**THE REQUEST:** Can you print, character for character, the stretch of rows from the one containing "window-top-border-dark (744, 0, 790, 5)" through the one containing "value-highlight-box (210, 123, 238, 153)", including both of those rows and nothing else?

-*-*-

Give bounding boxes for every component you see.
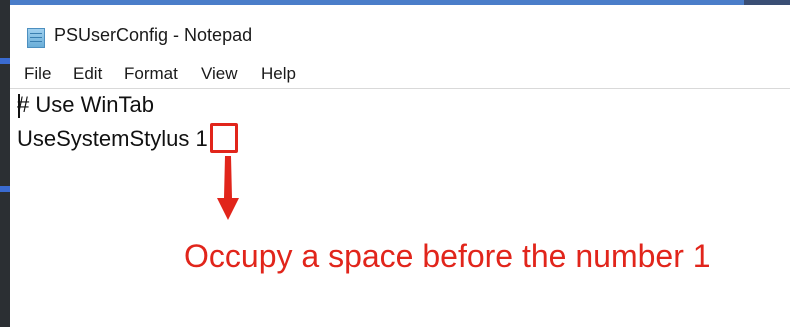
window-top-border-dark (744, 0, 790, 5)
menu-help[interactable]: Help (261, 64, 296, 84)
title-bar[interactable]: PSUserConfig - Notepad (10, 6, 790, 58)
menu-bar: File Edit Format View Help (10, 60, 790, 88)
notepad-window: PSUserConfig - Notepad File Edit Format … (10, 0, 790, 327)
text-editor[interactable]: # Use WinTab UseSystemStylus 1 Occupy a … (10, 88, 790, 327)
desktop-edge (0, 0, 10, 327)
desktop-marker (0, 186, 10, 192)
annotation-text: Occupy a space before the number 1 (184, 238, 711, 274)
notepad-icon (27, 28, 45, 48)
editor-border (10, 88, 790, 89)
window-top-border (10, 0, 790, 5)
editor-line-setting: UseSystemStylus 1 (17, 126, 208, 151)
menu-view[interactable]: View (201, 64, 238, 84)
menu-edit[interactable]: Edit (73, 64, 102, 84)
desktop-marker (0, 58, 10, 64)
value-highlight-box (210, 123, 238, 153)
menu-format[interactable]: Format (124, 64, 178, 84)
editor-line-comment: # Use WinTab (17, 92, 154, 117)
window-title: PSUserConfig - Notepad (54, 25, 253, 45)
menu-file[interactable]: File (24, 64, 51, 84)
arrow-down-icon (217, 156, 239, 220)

-*-*-

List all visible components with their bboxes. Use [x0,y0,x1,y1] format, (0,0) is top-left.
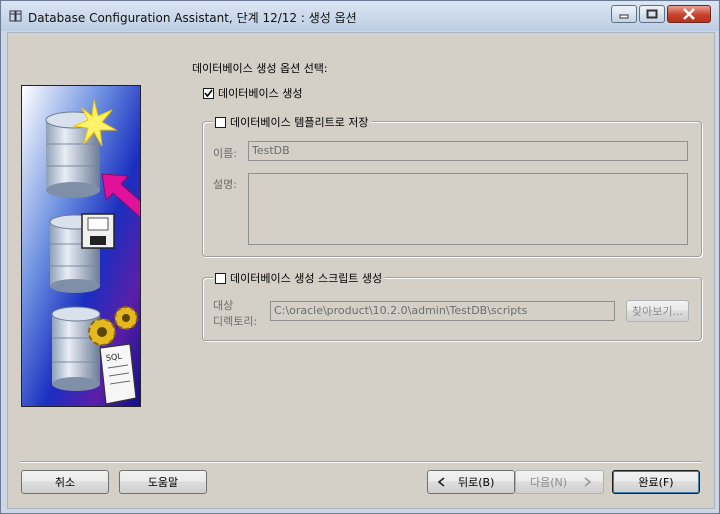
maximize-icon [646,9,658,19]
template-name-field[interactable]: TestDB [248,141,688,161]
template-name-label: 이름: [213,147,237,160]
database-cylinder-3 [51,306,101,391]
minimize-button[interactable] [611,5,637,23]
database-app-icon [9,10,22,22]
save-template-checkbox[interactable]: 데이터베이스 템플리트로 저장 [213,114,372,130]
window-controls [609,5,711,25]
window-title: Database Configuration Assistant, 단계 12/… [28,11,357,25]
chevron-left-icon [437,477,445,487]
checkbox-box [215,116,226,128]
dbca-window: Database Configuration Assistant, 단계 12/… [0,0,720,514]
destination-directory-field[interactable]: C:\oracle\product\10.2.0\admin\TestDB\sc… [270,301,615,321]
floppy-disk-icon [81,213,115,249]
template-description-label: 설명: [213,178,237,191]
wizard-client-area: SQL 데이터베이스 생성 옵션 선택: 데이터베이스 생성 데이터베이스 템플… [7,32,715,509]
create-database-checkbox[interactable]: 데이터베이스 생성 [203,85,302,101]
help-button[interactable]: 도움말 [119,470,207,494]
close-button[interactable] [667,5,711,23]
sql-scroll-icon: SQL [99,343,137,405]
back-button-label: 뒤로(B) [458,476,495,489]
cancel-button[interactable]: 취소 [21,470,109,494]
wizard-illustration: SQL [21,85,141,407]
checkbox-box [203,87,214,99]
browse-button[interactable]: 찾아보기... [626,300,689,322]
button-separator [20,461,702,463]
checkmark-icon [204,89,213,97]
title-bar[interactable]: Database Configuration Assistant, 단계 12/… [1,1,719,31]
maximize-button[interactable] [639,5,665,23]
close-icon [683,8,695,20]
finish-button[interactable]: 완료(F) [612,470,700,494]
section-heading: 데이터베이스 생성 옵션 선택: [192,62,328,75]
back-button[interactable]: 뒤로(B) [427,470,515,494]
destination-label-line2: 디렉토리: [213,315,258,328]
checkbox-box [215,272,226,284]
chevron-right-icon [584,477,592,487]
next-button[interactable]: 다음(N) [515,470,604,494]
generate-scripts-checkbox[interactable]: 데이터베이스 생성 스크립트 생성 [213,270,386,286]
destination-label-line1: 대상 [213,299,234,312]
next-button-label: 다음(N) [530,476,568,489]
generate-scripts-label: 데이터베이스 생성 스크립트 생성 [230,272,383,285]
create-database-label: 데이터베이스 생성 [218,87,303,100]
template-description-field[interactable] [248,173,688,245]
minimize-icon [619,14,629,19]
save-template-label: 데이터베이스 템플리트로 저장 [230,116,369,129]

-*-*-

**REPLY:**
window-top-border-dark (744, 0, 790, 5)
menu-help[interactable]: Help (261, 64, 296, 84)
title-bar[interactable]: PSUserConfig - Notepad (10, 6, 790, 58)
menu-bar: File Edit Format View Help (10, 60, 790, 88)
notepad-window: PSUserConfig - Notepad File Edit Format … (10, 0, 790, 327)
text-editor[interactable]: # Use WinTab UseSystemStylus 1 Occupy a … (10, 88, 790, 327)
desktop-edge (0, 0, 10, 327)
desktop-marker (0, 186, 10, 192)
annotation-text: Occupy a space before the number 1 (184, 238, 711, 274)
notepad-icon (27, 28, 45, 48)
editor-border (10, 88, 790, 89)
window-top-border (10, 0, 790, 5)
editor-line-setting: UseSystemStylus 1 (17, 126, 208, 151)
menu-view[interactable]: View (201, 64, 238, 84)
menu-edit[interactable]: Edit (73, 64, 102, 84)
desktop-marker (0, 58, 10, 64)
value-highlight-box (210, 123, 238, 153)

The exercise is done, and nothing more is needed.